── Data to use
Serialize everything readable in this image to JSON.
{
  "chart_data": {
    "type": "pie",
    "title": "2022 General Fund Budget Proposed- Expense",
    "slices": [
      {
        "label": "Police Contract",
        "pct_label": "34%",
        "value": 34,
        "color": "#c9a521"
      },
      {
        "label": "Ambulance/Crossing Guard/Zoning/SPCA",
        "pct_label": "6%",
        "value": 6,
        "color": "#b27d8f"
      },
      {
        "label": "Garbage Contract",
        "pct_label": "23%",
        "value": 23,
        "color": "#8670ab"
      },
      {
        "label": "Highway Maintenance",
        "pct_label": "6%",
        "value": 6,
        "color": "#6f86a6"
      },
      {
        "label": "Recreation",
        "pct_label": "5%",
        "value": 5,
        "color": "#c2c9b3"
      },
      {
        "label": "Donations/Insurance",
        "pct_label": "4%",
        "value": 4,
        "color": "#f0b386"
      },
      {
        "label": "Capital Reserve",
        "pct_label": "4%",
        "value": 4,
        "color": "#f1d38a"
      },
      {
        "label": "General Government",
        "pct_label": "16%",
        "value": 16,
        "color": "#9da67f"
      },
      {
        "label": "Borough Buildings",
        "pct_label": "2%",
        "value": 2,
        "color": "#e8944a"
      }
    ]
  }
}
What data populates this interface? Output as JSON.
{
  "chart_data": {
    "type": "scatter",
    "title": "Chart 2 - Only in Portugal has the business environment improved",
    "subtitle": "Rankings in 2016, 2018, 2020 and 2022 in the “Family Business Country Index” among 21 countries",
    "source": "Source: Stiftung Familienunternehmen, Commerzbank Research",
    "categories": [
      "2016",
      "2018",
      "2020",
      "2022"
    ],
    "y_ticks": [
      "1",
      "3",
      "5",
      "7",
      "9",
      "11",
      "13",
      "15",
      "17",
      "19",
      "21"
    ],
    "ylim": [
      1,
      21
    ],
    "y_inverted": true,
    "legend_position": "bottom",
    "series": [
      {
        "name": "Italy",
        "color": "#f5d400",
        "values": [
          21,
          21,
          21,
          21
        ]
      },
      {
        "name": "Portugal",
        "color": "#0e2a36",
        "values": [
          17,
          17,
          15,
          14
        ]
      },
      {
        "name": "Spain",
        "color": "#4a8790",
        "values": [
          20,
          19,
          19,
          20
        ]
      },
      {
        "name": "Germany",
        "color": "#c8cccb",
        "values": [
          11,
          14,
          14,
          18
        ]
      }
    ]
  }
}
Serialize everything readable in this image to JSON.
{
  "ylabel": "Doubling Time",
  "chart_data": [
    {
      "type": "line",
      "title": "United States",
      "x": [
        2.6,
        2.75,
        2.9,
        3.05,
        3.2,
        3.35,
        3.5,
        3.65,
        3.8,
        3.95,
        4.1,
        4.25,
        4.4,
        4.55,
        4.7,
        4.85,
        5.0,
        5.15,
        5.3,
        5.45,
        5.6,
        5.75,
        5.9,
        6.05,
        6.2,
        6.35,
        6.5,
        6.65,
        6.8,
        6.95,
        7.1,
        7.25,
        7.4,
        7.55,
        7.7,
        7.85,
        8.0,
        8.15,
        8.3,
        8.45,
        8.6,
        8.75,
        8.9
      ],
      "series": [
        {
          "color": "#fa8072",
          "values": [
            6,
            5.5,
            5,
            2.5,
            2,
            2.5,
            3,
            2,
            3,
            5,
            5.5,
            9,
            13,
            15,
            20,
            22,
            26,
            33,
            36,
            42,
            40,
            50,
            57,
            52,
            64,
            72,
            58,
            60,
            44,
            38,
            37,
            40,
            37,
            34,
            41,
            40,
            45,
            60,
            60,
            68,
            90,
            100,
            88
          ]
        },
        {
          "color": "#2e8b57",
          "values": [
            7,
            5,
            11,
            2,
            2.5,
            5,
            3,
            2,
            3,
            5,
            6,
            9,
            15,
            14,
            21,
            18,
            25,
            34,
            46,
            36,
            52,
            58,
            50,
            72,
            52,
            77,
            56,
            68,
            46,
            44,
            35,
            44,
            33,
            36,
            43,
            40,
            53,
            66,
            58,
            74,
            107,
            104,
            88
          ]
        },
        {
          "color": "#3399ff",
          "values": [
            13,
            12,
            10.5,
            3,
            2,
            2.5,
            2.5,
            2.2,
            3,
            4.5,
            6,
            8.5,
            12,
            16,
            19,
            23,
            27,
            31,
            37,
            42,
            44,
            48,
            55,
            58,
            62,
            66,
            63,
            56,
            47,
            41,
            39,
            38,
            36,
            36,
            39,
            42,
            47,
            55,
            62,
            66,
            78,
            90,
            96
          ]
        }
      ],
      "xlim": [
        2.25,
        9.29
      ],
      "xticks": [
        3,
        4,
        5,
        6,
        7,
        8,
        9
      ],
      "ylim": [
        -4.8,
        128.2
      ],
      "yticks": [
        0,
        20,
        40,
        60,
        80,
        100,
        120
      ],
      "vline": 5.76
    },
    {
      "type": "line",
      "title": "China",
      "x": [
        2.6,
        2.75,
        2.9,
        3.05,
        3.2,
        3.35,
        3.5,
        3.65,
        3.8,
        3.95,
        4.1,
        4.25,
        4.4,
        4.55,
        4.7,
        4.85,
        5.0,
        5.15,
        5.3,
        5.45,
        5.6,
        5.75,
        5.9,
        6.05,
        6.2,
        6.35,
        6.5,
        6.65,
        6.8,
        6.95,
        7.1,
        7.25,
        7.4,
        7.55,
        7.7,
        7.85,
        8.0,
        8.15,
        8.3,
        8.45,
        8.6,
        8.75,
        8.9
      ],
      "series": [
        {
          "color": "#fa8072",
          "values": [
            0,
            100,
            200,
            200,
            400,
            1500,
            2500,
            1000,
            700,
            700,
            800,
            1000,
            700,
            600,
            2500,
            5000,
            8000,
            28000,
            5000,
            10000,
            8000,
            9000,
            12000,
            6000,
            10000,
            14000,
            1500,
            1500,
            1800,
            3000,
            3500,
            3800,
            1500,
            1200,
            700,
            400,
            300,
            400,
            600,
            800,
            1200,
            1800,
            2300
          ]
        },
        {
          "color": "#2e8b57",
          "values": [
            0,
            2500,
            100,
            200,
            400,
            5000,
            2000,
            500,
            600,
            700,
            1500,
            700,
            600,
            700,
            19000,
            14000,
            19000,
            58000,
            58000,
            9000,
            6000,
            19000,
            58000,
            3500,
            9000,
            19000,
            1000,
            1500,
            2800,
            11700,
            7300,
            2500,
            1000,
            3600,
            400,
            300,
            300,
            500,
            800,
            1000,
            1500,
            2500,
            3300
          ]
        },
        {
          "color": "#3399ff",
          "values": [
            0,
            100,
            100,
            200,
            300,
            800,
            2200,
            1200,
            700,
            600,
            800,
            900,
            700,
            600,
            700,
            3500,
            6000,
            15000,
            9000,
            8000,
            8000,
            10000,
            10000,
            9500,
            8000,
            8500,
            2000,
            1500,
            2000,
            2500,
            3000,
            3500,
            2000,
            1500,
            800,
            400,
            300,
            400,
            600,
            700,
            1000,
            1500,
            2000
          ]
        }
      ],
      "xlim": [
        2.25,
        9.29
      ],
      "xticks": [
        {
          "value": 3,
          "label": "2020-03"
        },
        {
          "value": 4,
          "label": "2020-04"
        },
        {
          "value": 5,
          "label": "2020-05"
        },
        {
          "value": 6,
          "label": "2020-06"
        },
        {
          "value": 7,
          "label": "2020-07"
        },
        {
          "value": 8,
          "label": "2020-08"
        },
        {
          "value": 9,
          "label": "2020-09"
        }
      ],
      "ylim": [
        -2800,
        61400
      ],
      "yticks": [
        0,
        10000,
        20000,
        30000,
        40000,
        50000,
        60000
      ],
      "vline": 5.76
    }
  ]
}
────
Objective
Reproduce every line of the data verbatim.

Reply to the exercise
Serialize everything readable in this image to JSON.
{
  "chart_data": {
    "type": "pie",
    "title": "2022 General Fund Budget Proposed- Expense",
    "slices": [
      {
        "label": "Police Contract",
        "pct_label": "34%",
        "value": 34,
        "color": "#c9a521"
      },
      {
        "label": "Ambulance/Crossing Guard/Zoning/SPCA",
        "pct_label": "6%",
        "value": 6,
        "color": "#b27d8f"
      },
      {
        "label": "Garbage Contract",
        "pct_label": "23%",
        "value": 23,
        "color": "#8670ab"
      },
      {
        "label": "Highway Maintenance",
        "pct_label": "6%",
        "value": 6,
        "color": "#6f86a6"
      },
      {
        "label": "Recreation",
        "pct_label": "5%",
        "value": 5,
        "color": "#c2c9b3"
      },
      {
        "label": "Donations/Insurance",
        "pct_label": "4%",
        "value": 4,
        "color": "#f0b386"
      },
      {
        "label": "Capital Reserve",
        "pct_label": "4%",
        "value": 4,
        "color": "#f1d38a"
      },
      {
        "label": "General Government",
        "pct_label": "16%",
        "value": 16,
        "color": "#9da67f"
      },
      {
        "label": "Borough Buildings",
        "pct_label": "2%",
        "value": 2,
        "color": "#e8944a"
      }
    ]
  }
}
What data populates this interface? Output as JSON.
{
  "chart_data": {
    "type": "scatter",
    "title": "Chart 2 - Only in Portugal has the business environment improved",
    "subtitle": "Rankings in 2016, 2018, 2020 and 2022 in the “Family Business Country Index” among 21 countries",
    "source": "Source: Stiftung Familienunternehmen, Commerzbank Research",
    "categories": [
      "2016",
      "2018",
      "2020",
      "2022"
    ],
    "y_ticks": [
      "1",
      "3",
      "5",
      "7",
      "9",
      "11",
      "13",
      "15",
      "17",
      "19",
      "21"
    ],
    "ylim": [
      1,
      21
    ],
    "y_inverted": true,
    "legend_position": "bottom",
    "series": [
      {
        "name": "Italy",
        "color": "#f5d400",
        "values": [
          21,
          21,
          21,
          21
        ]
      },
      {
        "name": "Portugal",
        "color": "#0e2a36",
        "values": [
          17,
          17,
          15,
          14
        ]
      },
      {
        "name": "Spain",
        "color": "#4a8790",
        "values": [
          20,
          19,
          19,
          20
        ]
      },
      {
        "name": "Germany",
        "color": "#c8cccb",
        "values": [
          11,
          14,
          14,
          18
        ]
      }
    ]
  }
}
Serialize everything readable in this image to JSON.
{
  "ylabel": "Doubling Time",
  "chart_data": [
    {
      "type": "line",
      "title": "United States",
      "x": [
        2.6,
        2.75,
        2.9,
        3.05,
        3.2,
        3.35,
        3.5,
        3.65,
        3.8,
        3.95,
        4.1,
        4.25,
        4.4,
        4.55,
        4.7,
        4.85,
        5.0,
        5.15,
        5.3,
        5.45,
        5.6,
        5.75,
        5.9,
        6.05,
        6.2,
        6.35,
        6.5,
        6.65,
        6.8,
        6.95,
        7.1,
        7.25,
        7.4,
        7.55,
        7.7,
        7.85,
        8.0,
        8.15,
        8.3,
        8.45,
        8.6,
        8.75,
        8.9
      ],
      "series": [
        {
          "color": "#fa8072",
          "values": [
            6,
            5.5,
            5,
            2.5,
            2,
            2.5,
            3,
            2,
            3,
            5,
            5.5,
            9,
            13,
            15,
            20,
            22,
            26,
            33,
            36,
            42,
            40,
            50,
            57,
            52,
            64,
            72,
            58,
            60,
            44,
            38,
            37,
            40,
            37,
            34,
            41,
            40,
            45,
            60,
            60,
            68,
            90,
            100,
            88
          ]
        },
        {
          "color": "#2e8b57",
          "values": [
            7,
            5,
            11,
            2,
            2.5,
            5,
            3,
            2,
            3,
            5,
            6,
            9,
            15,
            14,
            21,
            18,
            25,
            34,
            46,
            36,
            52,
            58,
            50,
            72,
            52,
            77,
            56,
            68,
            46,
            44,
            35,
            44,
            33,
            36,
            43,
            40,
            53,
            66,
            58,
            74,
            107,
            104,
            88
          ]
        },
        {
          "color": "#3399ff",
          "values": [
            13,
            12,
            10.5,
            3,
            2,
            2.5,
            2.5,
            2.2,
            3,
            4.5,
            6,
            8.5,
            12,
            16,
            19,
            23,
            27,
            31,
            37,
            42,
            44,
            48,
            55,
            58,
            62,
            66,
            63,
            56,
            47,
            41,
            39,
            38,
            36,
            36,
            39,
            42,
            47,
            55,
            62,
            66,
            78,
            90,
            96
          ]
        }
      ],
      "xlim": [
        2.25,
        9.29
      ],
      "xticks": [
        3,
        4,
        5,
        6,
        7,
        8,
        9
      ],
      "ylim": [
        -4.8,
        128.2
      ],
      "yticks": [
        0,
        20,
        40,
        60,
        80,
        100,
        120
      ],
      "vline": 5.76
    },
    {
      "type": "line",
      "title": "China",
      "x": [
        2.6,
        2.75,
        2.9,
        3.05,
        3.2,
        3.35,
        3.5,
        3.65,
        3.8,
        3.95,
        4.1,
        4.25,
        4.4,
        4.55,
        4.7,
        4.85,
        5.0,
        5.15,
        5.3,
        5.45,
        5.6,
        5.75,
        5.9,
        6.05,
        6.2,
        6.35,
        6.5,
        6.65,
        6.8,
        6.95,
        7.1,
        7.25,
        7.4,
        7.55,
        7.7,
        7.85,
        8.0,
        8.15,
        8.3,
        8.45,
        8.6,
        8.75,
        8.9
      ],
      "series": [
        {
          "color": "#fa8072",
          "values": [
            0,
            100,
            200,
            200,
            400,
            1500,
            2500,
            1000,
            700,
            700,
            800,
            1000,
            700,
            600,
            2500,
            5000,
            8000,
            28000,
            5000,
            10000,
            8000,
            9000,
            12000,
            6000,
            10000,
            14000,
            1500,
            1500,
            1800,
            3000,
            3500,
            3800,
            1500,
            1200,
            700,
            400,
            300,
            400,
            600,
            800,
            1200,
            1800,
            2300
          ]
        },
        {
          "color": "#2e8b57",
          "values": [
            0,
            2500,
            100,
            200,
            400,
            5000,
            2000,
            500,
            600,
            700,
            1500,
            700,
            600,
            700,
            19000,
            14000,
            19000,
            58000,
            58000,
            9000,
            6000,
            19000,
            58000,
            3500,
            9000,
            19000,
            1000,
            1500,
            2800,
            11700,
            7300,
            2500,
            1000,
            3600,
            400,
            300,
            300,
            500,
            800,
            1000,
            1500,
            2500,
            3300
          ]
        },
        {
          "color": "#3399ff",
          "values": [
            0,
            100,
            100,
            200,
            300,
            800,
            2200,
            1200,
            700,
            600,
            800,
            900,
            700,
            600,
            700,
            3500,
            6000,
            15000,
            9000,
            8000,
            8000,
            10000,
            10000,
            9500,
            8000,
            8500,
            2000,
            1500,
            2000,
            2500,
            3000,
            3500,
            2000,
            1500,
            800,
            400,
            300,
            400,
            600,
            700,
            1000,
            1500,
            2000
          ]
        }
      ],
      "xlim": [
        2.25,
        9.29
      ],
      "xticks": [
        {
          "value": 3,
          "label": "2020-03"
        },
        {
          "value": 4,
          "label": "2020-04"
        },
        {
          "value": 5,
          "label": "2020-05"
        },
        {
          "value": 6,
          "label": "2020-06"
        },
        {
          "value": 7,
          "label": "2020-07"
        },
        {
          "value": 8,
          "label": "2020-08"
        },
        {
          "value": 9,
          "label": "2020-09"
        }
      ],
      "ylim": [
        -2800,
        61400
      ],
      "yticks": [
        0,
        10000,
        20000,
        30000,
        40000,
        50000,
        60000
      ],
      "vline": 5.76
    }
  ]
}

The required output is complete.